**Exercise description**.
Write each record again exactly as it stands.
-- Start --
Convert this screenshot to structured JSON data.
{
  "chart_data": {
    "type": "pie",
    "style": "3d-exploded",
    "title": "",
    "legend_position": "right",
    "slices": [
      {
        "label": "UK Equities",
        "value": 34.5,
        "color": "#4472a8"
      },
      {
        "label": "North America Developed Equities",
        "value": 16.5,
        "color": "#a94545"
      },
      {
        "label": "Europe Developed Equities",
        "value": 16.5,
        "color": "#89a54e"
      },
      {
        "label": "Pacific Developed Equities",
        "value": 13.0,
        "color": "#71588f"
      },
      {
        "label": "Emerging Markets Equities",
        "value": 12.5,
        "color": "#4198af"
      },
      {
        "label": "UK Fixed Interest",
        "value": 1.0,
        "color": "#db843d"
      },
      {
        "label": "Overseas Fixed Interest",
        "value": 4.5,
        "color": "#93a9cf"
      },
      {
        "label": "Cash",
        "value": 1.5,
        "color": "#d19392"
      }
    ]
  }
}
-- End --
**Result**.
Convert this screenshot to structured JSON data.
{
  "chart_data": {
    "type": "pie",
    "style": "3d-exploded",
    "title": "",
    "legend_position": "right",
    "slices": [
      {
        "label": "UK Equities",
        "value": 34.5,
        "color": "#4472a8"
      },
      {
        "label": "North America Developed Equities",
        "value": 16.5,
        "color": "#a94545"
      },
      {
        "label": "Europe Developed Equities",
        "value": 16.5,
        "color": "#89a54e"
      },
      {
        "label": "Pacific Developed Equities",
        "value": 13.0,
        "color": "#71588f"
      },
      {
        "label": "Emerging Markets Equities",
        "value": 12.5,
        "color": "#4198af"
      },
      {
        "label": "UK Fixed Interest",
        "value": 1.0,
        "color": "#db843d"
      },
      {
        "label": "Overseas Fixed Interest",
        "value": 4.5,
        "color": "#93a9cf"
      },
      {
        "label": "Cash",
        "value": 1.5,
        "color": "#d19392"
      }
    ]
  }
}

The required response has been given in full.